#### Task to complete:
Scan the lines below; pull out those with "object".

#### Data for processing:
★ ★ ★ ★

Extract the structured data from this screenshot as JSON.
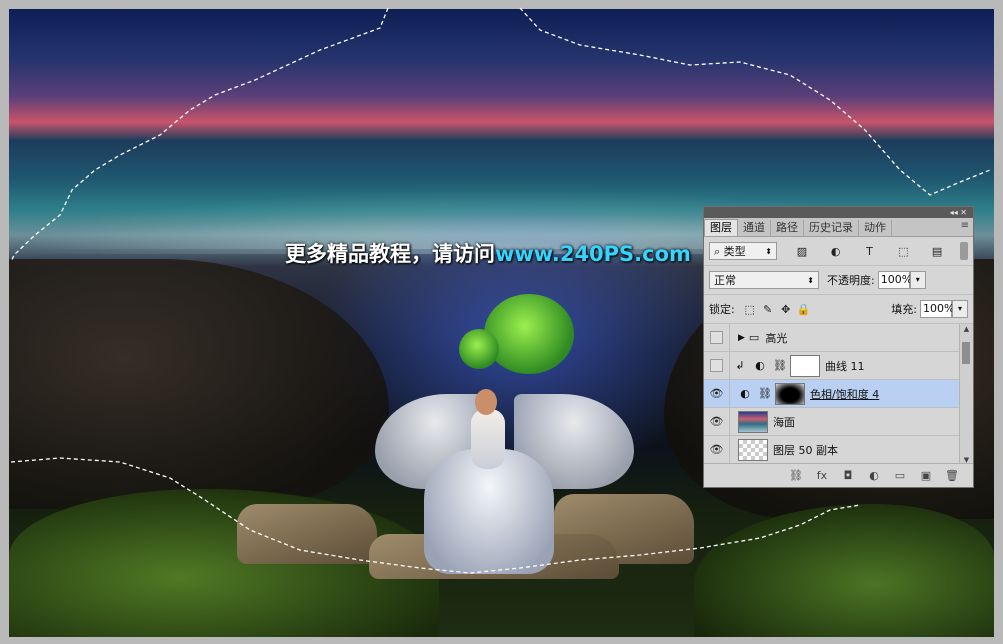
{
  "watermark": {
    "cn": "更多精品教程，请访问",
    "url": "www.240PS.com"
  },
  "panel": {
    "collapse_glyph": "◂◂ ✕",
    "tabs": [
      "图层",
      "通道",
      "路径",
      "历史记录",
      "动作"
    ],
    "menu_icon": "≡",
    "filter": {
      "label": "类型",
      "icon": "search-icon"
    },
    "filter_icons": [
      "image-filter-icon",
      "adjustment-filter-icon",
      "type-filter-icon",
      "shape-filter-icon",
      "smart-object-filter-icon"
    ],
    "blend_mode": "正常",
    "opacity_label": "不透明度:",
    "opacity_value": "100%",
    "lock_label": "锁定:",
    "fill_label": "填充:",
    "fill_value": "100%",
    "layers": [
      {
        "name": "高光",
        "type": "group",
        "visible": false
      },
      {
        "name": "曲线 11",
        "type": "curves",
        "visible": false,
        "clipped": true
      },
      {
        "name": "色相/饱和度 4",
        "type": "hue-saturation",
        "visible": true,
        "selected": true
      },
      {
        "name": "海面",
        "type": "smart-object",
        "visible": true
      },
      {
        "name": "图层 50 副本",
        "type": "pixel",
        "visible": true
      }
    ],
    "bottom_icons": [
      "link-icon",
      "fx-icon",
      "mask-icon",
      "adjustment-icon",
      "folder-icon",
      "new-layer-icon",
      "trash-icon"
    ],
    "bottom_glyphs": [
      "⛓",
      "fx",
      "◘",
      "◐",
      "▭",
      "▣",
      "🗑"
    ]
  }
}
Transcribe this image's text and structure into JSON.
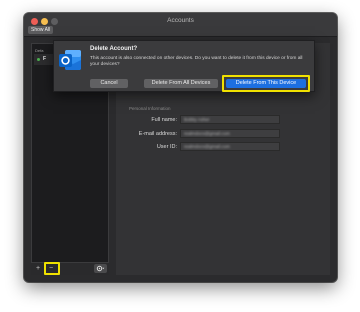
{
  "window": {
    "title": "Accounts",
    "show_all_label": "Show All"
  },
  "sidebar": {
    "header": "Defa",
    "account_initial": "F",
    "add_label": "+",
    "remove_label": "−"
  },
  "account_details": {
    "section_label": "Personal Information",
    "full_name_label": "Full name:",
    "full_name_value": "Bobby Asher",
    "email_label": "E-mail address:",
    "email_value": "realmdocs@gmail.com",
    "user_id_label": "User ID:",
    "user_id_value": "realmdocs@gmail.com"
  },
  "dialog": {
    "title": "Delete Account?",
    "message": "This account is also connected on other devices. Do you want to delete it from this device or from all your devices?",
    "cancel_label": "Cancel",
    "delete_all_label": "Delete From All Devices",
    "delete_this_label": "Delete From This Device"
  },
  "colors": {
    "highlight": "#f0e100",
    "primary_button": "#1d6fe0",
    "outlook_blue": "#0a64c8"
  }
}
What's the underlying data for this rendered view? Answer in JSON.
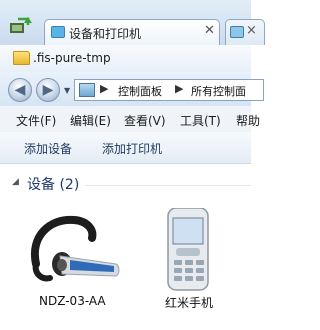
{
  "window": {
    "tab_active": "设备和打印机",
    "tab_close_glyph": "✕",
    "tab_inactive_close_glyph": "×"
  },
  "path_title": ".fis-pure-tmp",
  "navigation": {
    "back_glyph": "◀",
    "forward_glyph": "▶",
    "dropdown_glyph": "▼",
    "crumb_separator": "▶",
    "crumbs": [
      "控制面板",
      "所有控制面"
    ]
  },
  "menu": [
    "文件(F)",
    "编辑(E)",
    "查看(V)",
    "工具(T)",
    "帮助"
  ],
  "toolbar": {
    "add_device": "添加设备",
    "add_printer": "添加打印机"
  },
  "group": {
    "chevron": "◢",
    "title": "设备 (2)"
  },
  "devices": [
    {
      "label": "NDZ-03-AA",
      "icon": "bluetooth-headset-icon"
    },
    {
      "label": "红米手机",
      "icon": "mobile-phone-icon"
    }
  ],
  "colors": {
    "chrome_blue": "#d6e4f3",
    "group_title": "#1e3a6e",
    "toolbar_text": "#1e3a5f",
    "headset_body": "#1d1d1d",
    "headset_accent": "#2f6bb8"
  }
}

★ ★ ★ ★

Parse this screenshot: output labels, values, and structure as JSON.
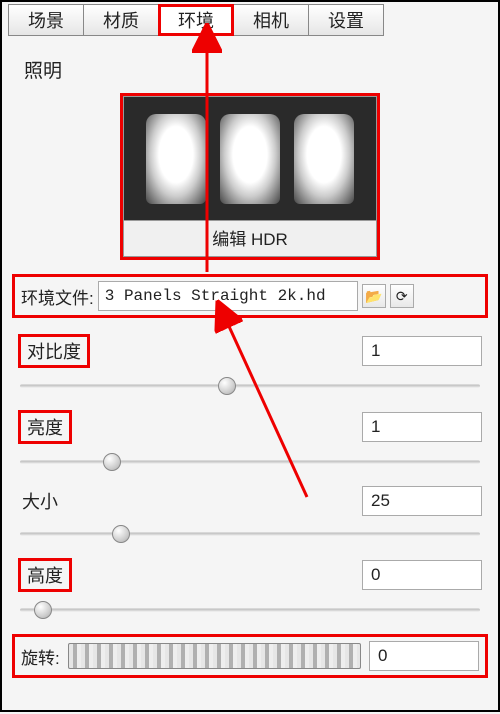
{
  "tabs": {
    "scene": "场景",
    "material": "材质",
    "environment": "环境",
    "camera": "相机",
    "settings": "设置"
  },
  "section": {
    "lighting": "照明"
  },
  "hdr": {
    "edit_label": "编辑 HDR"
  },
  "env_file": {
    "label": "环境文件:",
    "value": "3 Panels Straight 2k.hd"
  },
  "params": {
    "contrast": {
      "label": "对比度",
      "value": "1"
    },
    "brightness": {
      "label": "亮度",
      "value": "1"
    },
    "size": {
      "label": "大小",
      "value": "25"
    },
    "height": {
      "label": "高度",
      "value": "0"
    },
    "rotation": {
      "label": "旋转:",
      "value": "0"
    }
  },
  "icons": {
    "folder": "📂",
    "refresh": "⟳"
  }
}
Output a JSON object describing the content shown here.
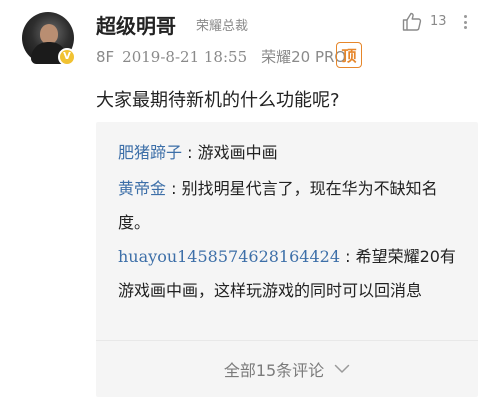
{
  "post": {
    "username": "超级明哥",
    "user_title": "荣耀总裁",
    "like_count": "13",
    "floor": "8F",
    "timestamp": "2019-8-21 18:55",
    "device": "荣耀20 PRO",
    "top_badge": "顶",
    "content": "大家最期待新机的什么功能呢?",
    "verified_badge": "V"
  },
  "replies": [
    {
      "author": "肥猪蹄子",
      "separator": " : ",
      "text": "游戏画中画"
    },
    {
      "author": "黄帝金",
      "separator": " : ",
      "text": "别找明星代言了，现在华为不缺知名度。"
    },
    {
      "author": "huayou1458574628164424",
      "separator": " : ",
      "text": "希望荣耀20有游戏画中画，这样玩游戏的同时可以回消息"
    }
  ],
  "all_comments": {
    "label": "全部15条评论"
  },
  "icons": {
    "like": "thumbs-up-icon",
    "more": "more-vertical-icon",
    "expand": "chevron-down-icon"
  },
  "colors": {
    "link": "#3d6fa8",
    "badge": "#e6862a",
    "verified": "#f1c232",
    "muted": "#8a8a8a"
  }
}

★ ★ ★ ★

#### Answer to the problem:
      "smart-object-filter-icon"
        "type": "smart-object",
Output a JSON object describing the content shown here.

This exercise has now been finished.